The records below must be copied in full; omit the images.

------------

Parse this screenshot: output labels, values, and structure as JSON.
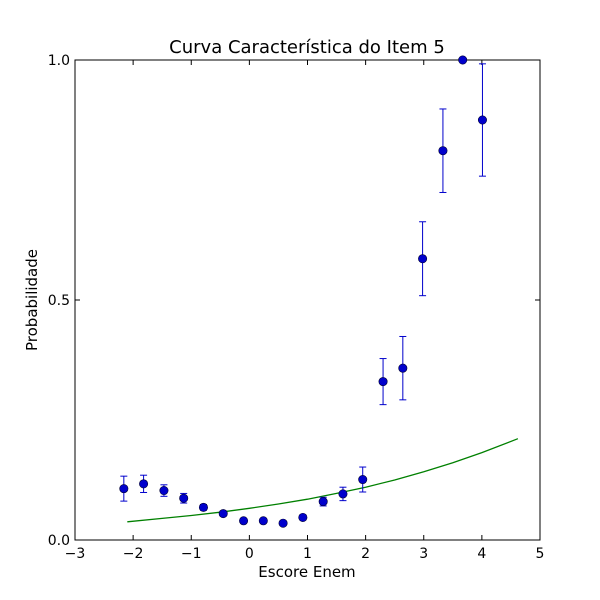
{
  "chart_data": {
    "type": "scatter",
    "title": "Curva Característica do Item 5",
    "xlabel": "Escore Enem",
    "ylabel": "Probabilidade",
    "xlim": [
      -3,
      5
    ],
    "ylim": [
      0,
      1
    ],
    "xticks": [
      -3,
      -2,
      -1,
      0,
      1,
      2,
      3,
      4,
      5
    ],
    "xtick_labels": [
      "−3",
      "−2",
      "−1",
      "0",
      "1",
      "2",
      "3",
      "4",
      "5"
    ],
    "yticks": [
      0,
      0.5,
      1
    ],
    "ytick_labels": [
      "0.0",
      "0.5",
      "1.0"
    ],
    "grid": false,
    "series": [
      {
        "kind": "points-with-errorbars",
        "color": "#0000cc",
        "points": [
          {
            "x": -2.16,
            "y": 0.107,
            "err": 0.026
          },
          {
            "x": -1.82,
            "y": 0.117,
            "err": 0.018
          },
          {
            "x": -1.47,
            "y": 0.103,
            "err": 0.012
          },
          {
            "x": -1.13,
            "y": 0.087,
            "err": 0.01
          },
          {
            "x": -0.79,
            "y": 0.068,
            "err": 0.006
          },
          {
            "x": -0.45,
            "y": 0.055,
            "err": 0.005
          },
          {
            "x": -0.1,
            "y": 0.04,
            "err": 0.004
          },
          {
            "x": 0.24,
            "y": 0.04,
            "err": 0.004
          },
          {
            "x": 0.58,
            "y": 0.035,
            "err": 0.004
          },
          {
            "x": 0.92,
            "y": 0.047,
            "err": 0.005
          },
          {
            "x": 1.27,
            "y": 0.08,
            "err": 0.009
          },
          {
            "x": 1.61,
            "y": 0.096,
            "err": 0.014
          },
          {
            "x": 1.95,
            "y": 0.126,
            "err": 0.026
          },
          {
            "x": 2.3,
            "y": 0.33,
            "err": 0.048
          },
          {
            "x": 2.64,
            "y": 0.358,
            "err": 0.066
          },
          {
            "x": 2.98,
            "y": 0.586,
            "err": 0.077
          },
          {
            "x": 3.33,
            "y": 0.811,
            "err": 0.087
          },
          {
            "x": 3.67,
            "y": 1.0,
            "err": 0.0
          },
          {
            "x": 4.01,
            "y": 0.875,
            "err": 0.117
          }
        ]
      },
      {
        "kind": "line",
        "color": "#008000",
        "x": [
          -2.1,
          -1.5,
          -1.0,
          -0.5,
          0.0,
          0.5,
          1.0,
          1.5,
          2.0,
          2.5,
          3.0,
          3.5,
          4.0,
          4.62
        ],
        "y": [
          0.038,
          0.045,
          0.051,
          0.058,
          0.066,
          0.075,
          0.085,
          0.097,
          0.11,
          0.125,
          0.142,
          0.161,
          0.182,
          0.211
        ]
      }
    ]
  }
}
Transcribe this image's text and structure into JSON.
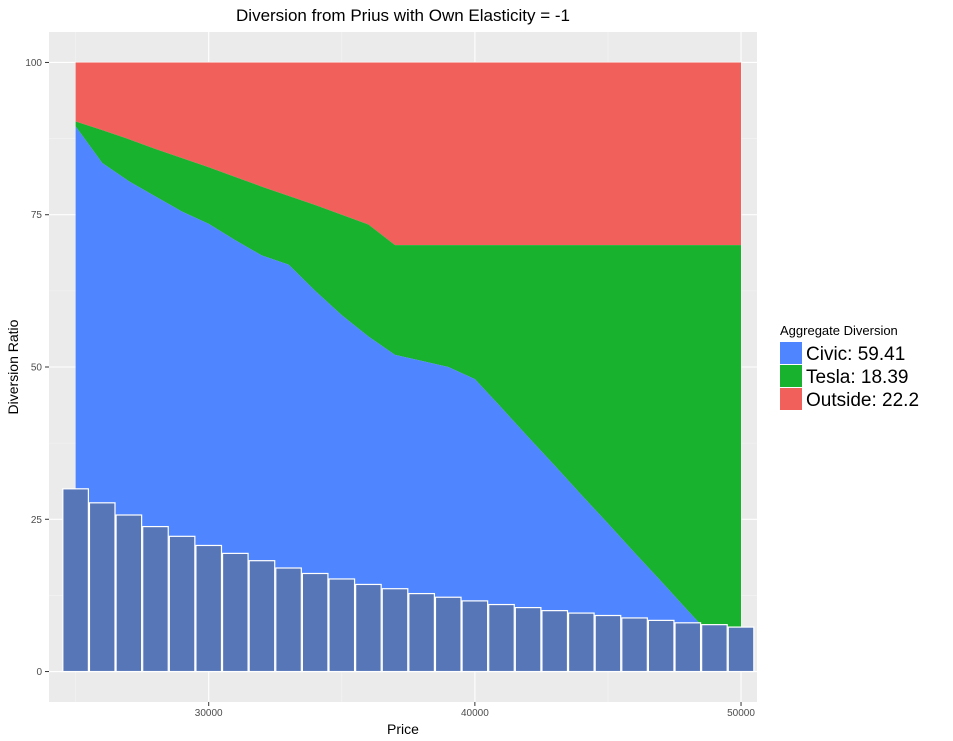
{
  "chart_data": {
    "type": "area",
    "title": "Diversion from Prius with Own Elasticity = -1",
    "xlabel": "Price",
    "ylabel": "Diversion Ratio",
    "xlim": [
      24000,
      50600
    ],
    "ylim": [
      -5,
      105
    ],
    "x_ticks": [
      30000,
      40000,
      50000
    ],
    "y_ticks": [
      0,
      25,
      50,
      75,
      100
    ],
    "grid": true,
    "legend": {
      "title": "Aggregate Diversion",
      "position": "right",
      "entries": [
        {
          "label": "Civic:  59.41",
          "color": "#4F86FF"
        },
        {
          "label": "Tesla:  18.39",
          "color": "#19B22F"
        },
        {
          "label": "Outside:  22.2",
          "color": "#F2605B"
        }
      ]
    },
    "areas": {
      "x": [
        25000,
        26000,
        27000,
        28000,
        29000,
        30000,
        31000,
        32000,
        33000,
        34000,
        35000,
        36000,
        37000,
        38000,
        39000,
        40000,
        41000,
        42000,
        43000,
        44000,
        45000,
        46000,
        47000,
        48000,
        49000,
        50000
      ],
      "civic_top": [
        89.5,
        83.5,
        80.5,
        78.0,
        75.5,
        73.5,
        70.8,
        68.3,
        66.8,
        62.5,
        58.5,
        55.0,
        52.0,
        51.0,
        50.0,
        48.0,
        43.3,
        38.5,
        33.8,
        29.0,
        24.3,
        19.5,
        14.8,
        10.0,
        5.3,
        0.5
      ],
      "tesla_top": [
        90.3,
        88.9,
        87.4,
        85.8,
        84.3,
        82.8,
        81.2,
        79.6,
        78.1,
        76.6,
        75.0,
        73.4,
        70.0,
        70.0,
        70.0,
        70.0,
        70.0,
        70.0,
        70.0,
        70.0,
        70.0,
        70.0,
        70.0,
        70.0,
        70.0,
        70.0
      ],
      "outside_top": 100,
      "colors": {
        "civic": "#4F86FF",
        "tesla": "#19B22F",
        "outside": "#F2605B"
      }
    },
    "bars": {
      "x": [
        25000,
        26000,
        27000,
        28000,
        29000,
        30000,
        31000,
        32000,
        33000,
        34000,
        35000,
        36000,
        37000,
        38000,
        39000,
        40000,
        41000,
        42000,
        43000,
        44000,
        45000,
        46000,
        47000,
        48000,
        49000,
        50000
      ],
      "values": [
        30.0,
        27.7,
        25.7,
        23.8,
        22.2,
        20.7,
        19.4,
        18.2,
        17.0,
        16.1,
        15.2,
        14.3,
        13.6,
        12.8,
        12.2,
        11.6,
        11.0,
        10.5,
        10.0,
        9.6,
        9.2,
        8.8,
        8.4,
        8.0,
        7.7,
        7.3
      ],
      "color": "#3C66BD",
      "overflow_color": "#A9A9A9",
      "outline": "#ffffff"
    }
  }
}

------------

● **OUTPUT BELOW**
Parse this screenshot: output labels, values, and structure as JSON.
{
  "chart_data": {
    "type": "scatter",
    "title": "Curva Característica do Item 5",
    "xlabel": "Escore Enem",
    "ylabel": "Probabilidade",
    "xlim": [
      -3,
      5
    ],
    "ylim": [
      0,
      1
    ],
    "xticks": [
      -3,
      -2,
      -1,
      0,
      1,
      2,
      3,
      4,
      5
    ],
    "xtick_labels": [
      "−3",
      "−2",
      "−1",
      "0",
      "1",
      "2",
      "3",
      "4",
      "5"
    ],
    "yticks": [
      0,
      0.5,
      1
    ],
    "ytick_labels": [
      "0.0",
      "0.5",
      "1.0"
    ],
    "grid": false,
    "series": [
      {
        "kind": "points-with-errorbars",
        "color": "#0000cc",
        "points": [
          {
            "x": -2.16,
            "y": 0.107,
            "err": 0.026
          },
          {
            "x": -1.82,
            "y": 0.117,
            "err": 0.018
          },
          {
            "x": -1.47,
            "y": 0.103,
            "err": 0.012
          },
          {
            "x": -1.13,
            "y": 0.087,
            "err": 0.01
          },
          {
            "x": -0.79,
            "y": 0.068,
            "err": 0.006
          },
          {
            "x": -0.45,
            "y": 0.055,
            "err": 0.005
          },
          {
            "x": -0.1,
            "y": 0.04,
            "err": 0.004
          },
          {
            "x": 0.24,
            "y": 0.04,
            "err": 0.004
          },
          {
            "x": 0.58,
            "y": 0.035,
            "err": 0.004
          },
          {
            "x": 0.92,
            "y": 0.047,
            "err": 0.005
          },
          {
            "x": 1.27,
            "y": 0.08,
            "err": 0.009
          },
          {
            "x": 1.61,
            "y": 0.096,
            "err": 0.014
          },
          {
            "x": 1.95,
            "y": 0.126,
            "err": 0.026
          },
          {
            "x": 2.3,
            "y": 0.33,
            "err": 0.048
          },
          {
            "x": 2.64,
            "y": 0.358,
            "err": 0.066
          },
          {
            "x": 2.98,
            "y": 0.586,
            "err": 0.077
          },
          {
            "x": 3.33,
            "y": 0.811,
            "err": 0.087
          },
          {
            "x": 3.67,
            "y": 1.0,
            "err": 0.0
          },
          {
            "x": 4.01,
            "y": 0.875,
            "err": 0.117
          }
        ]
      },
      {
        "kind": "line",
        "color": "#008000",
        "x": [
          -2.1,
          -1.5,
          -1.0,
          -0.5,
          0.0,
          0.5,
          1.0,
          1.5,
          2.0,
          2.5,
          3.0,
          3.5,
          4.0,
          4.62
        ],
        "y": [
          0.038,
          0.045,
          0.051,
          0.058,
          0.066,
          0.075,
          0.085,
          0.097,
          0.11,
          0.125,
          0.142,
          0.161,
          0.182,
          0.211
        ]
      }
    ]
  }
}
Transcribe this image's text and structure into JSON.
{
  "chart_data": {
    "type": "area",
    "title": "Diversion from Prius with Own Elasticity = -1",
    "xlabel": "Price",
    "ylabel": "Diversion Ratio",
    "xlim": [
      24000,
      50600
    ],
    "ylim": [
      -5,
      105
    ],
    "x_ticks": [
      30000,
      40000,
      50000
    ],
    "y_ticks": [
      0,
      25,
      50,
      75,
      100
    ],
    "grid": true,
    "legend": {
      "title": "Aggregate Diversion",
      "position": "right",
      "entries": [
        {
          "label": "Civic:  59.41",
          "color": "#4F86FF"
        },
        {
          "label": "Tesla:  18.39",
          "color": "#19B22F"
        },
        {
          "label": "Outside:  22.2",
          "color": "#F2605B"
        }
      ]
    },
    "areas": {
      "x": [
        25000,
        26000,
        27000,
        28000,
        29000,
        30000,
        31000,
        32000,
        33000,
        34000,
        35000,
        36000,
        37000,
        38000,
        39000,
        40000,
        41000,
        42000,
        43000,
        44000,
        45000,
        46000,
        47000,
        48000,
        49000,
        50000
      ],
      "civic_top": [
        89.5,
        83.5,
        80.5,
        78.0,
        75.5,
        73.5,
        70.8,
        68.3,
        66.8,
        62.5,
        58.5,
        55.0,
        52.0,
        51.0,
        50.0,
        48.0,
        43.3,
        38.5,
        33.8,
        29.0,
        24.3,
        19.5,
        14.8,
        10.0,
        5.3,
        0.5
      ],
      "tesla_top": [
        90.3,
        88.9,
        87.4,
        85.8,
        84.3,
        82.8,
        81.2,
        79.6,
        78.1,
        76.6,
        75.0,
        73.4,
        70.0,
        70.0,
        70.0,
        70.0,
        70.0,
        70.0,
        70.0,
        70.0,
        70.0,
        70.0,
        70.0,
        70.0,
        70.0,
        70.0
      ],
      "outside_top": 100,
      "colors": {
        "civic": "#4F86FF",
        "tesla": "#19B22F",
        "outside": "#F2605B"
      }
    },
    "bars": {
      "x": [
        25000,
        26000,
        27000,
        28000,
        29000,
        30000,
        31000,
        32000,
        33000,
        34000,
        35000,
        36000,
        37000,
        38000,
        39000,
        40000,
        41000,
        42000,
        43000,
        44000,
        45000,
        46000,
        47000,
        48000,
        49000,
        50000
      ],
      "values": [
        30.0,
        27.7,
        25.7,
        23.8,
        22.2,
        20.7,
        19.4,
        18.2,
        17.0,
        16.1,
        15.2,
        14.3,
        13.6,
        12.8,
        12.2,
        11.6,
        11.0,
        10.5,
        10.0,
        9.6,
        9.2,
        8.8,
        8.4,
        8.0,
        7.7,
        7.3
      ],
      "color": "#3C66BD",
      "overflow_color": "#A9A9A9",
      "outline": "#ffffff"
    }
  }
}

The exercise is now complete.